Texto:
★ ★ ★

La historia no se reduce a nombres y fechas. Es cierto que el relato histórico obliga a registrar nombres y fechas, a condición de que no se constituyan en datos fosilizados, inertes, sino que se los debe dotar de dinamismo, con intención de respaldar con justeza el papel desempeñado por los personajes que se mencionen en el momento cronológico en que intervienen y sus repercusiones inmediatas y futuras. Un hecho es algo que ocurrió en un instante del pasado, pero solo se convierte en acontecimiento histórico cuando el historiador le asigna la debida importancia y trascendencia.
Para poder penetrar con ojos abiertos y mente inquisitiva en los terrenos a veces nebulosos de la historia es necesario tener “conciencia histórica”, es decir, entender y valorar lo que esta significa. La historia es una especie de notario de la humanidad, fuente donde poder conocer la verdad de los hechos que han de interesar a la posteridad. Sucede, sin embargo, que no siempre se cuenta imparcialmente, verazmente. La historia no es un asunto de imaginación, pues esta no puede sustituir a la realidad. Aceptarla así es aceptar la historia ficción, y la realidad no se inventa. Los hechos históricos tienen una particularidad: se prestan para la especulación, para hacer malabares con ellos, para falsearlos, para darles interpretaciones acomodaticias. El libro ‘Viajes por las mentiras de la historia universal’, del español Santiago Tarín, corrobora lo anterior. Con acierto dice: “La historia es un organismo vivo que es atacado con mucha frecuencia por el virus de la mentira”.
El anterior preámbulo me sirve para comentar el reciente libro ‘Una historia de España’, que no es la historia inveterada de España como pudiera pensarse desprevenidamente, sino “una” historia narrada a la manera de un Arturo Pérez-Reverte poco conocido. Para quienes no estén familiarizados con este formidable escritor español –para más señas, cartaginés–, se trata de una verdadera revelación en el campo de las letras peninsulares. Su profusa producción literaria, casi toda referida a la historia, se caracteriza por una prosa fluida, grata a cualquier clase de lector. Sin pedantería alguna, fácilmente se descubren su versatilidad idiomática y su profunda cultura en los diferentes campos del saber. Razones suficientes para que sea miembro distinguido de la Real Academia Española.

★ ★ ★

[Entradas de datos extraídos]
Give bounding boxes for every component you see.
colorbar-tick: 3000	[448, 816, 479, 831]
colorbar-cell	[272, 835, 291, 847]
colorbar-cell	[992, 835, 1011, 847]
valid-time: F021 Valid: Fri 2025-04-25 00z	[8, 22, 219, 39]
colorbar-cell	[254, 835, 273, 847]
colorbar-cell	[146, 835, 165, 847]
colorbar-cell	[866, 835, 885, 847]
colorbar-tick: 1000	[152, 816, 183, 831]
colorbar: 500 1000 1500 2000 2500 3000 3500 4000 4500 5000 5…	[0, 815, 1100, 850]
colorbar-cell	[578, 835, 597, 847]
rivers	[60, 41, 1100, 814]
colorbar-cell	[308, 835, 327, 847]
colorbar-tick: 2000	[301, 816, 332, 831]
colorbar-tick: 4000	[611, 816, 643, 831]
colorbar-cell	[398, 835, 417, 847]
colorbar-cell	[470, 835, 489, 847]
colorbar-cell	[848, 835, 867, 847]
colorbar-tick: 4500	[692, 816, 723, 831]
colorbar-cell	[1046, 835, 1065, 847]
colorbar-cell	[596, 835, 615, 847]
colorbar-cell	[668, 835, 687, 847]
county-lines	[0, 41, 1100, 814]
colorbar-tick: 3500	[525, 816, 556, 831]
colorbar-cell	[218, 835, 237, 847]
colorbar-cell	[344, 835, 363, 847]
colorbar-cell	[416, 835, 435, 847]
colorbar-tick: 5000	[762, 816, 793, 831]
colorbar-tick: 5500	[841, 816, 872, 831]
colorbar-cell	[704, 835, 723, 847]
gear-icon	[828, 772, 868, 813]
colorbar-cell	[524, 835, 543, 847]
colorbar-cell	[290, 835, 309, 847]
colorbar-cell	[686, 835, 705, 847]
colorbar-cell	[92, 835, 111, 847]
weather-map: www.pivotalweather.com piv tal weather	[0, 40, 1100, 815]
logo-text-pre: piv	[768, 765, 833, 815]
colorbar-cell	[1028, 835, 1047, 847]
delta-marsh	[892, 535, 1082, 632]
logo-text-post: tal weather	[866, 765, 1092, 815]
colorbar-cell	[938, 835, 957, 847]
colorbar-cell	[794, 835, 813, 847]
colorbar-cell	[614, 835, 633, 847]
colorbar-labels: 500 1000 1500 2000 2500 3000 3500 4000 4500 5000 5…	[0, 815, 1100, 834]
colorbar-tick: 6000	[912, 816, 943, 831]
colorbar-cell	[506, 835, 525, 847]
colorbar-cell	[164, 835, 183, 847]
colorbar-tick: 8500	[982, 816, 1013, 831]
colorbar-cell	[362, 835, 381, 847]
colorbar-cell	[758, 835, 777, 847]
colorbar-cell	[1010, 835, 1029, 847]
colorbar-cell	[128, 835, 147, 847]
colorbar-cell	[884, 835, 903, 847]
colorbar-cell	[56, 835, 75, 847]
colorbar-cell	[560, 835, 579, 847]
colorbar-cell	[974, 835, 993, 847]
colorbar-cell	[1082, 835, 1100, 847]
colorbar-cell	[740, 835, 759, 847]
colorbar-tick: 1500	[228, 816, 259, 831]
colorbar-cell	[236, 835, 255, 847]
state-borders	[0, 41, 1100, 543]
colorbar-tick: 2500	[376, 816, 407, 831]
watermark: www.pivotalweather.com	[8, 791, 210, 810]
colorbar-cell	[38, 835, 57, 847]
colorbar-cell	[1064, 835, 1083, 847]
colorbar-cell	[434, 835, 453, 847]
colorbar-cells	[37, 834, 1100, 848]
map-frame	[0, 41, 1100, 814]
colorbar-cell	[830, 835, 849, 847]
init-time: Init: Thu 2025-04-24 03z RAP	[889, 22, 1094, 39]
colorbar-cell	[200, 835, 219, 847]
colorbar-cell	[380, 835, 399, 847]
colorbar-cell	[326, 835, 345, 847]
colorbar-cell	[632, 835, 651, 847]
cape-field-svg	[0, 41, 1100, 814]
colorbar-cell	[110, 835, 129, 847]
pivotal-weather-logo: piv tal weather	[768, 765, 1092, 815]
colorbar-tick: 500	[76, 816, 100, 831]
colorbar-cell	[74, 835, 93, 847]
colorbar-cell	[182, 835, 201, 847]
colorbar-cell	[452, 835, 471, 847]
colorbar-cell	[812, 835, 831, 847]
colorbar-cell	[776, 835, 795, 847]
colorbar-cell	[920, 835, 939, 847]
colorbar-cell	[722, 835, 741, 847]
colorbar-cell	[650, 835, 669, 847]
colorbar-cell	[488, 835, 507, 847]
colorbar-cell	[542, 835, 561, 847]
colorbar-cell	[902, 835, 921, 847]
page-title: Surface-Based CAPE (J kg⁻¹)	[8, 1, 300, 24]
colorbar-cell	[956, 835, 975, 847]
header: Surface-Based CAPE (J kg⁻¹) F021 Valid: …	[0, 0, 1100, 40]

★ ★ ★

Tareas a realizar:
A – ¿Qué libro de Santiago Tarín se menciona en el texto?
B – Extrae del texto el fragmento que comienza con "La historia no se" y sigue hasta "importancia y trascendencia.".

Respuestas del ejercicio:
A – ‘Viajes por las mentiras de la historia universal’.

B –
La historia no se reduce a nombres y fechas. Es cierto que el relato histórico obliga a registrar nombres y fechas, a condición de que no se constituyan en datos fosilizados, inertes, sino que se los debe dotar de dinamismo, con intención de respaldar con justeza el papel desempeñado por los personajes que se mencionen en el momento cronológico en que intervienen y sus repercusiones inmediatas y futuras. Un hecho es algo que ocurrió en un instante del pasado, pero solo se convierte en acontecimiento histórico cuando el historiador le asigna la debida importancia y trascendencia.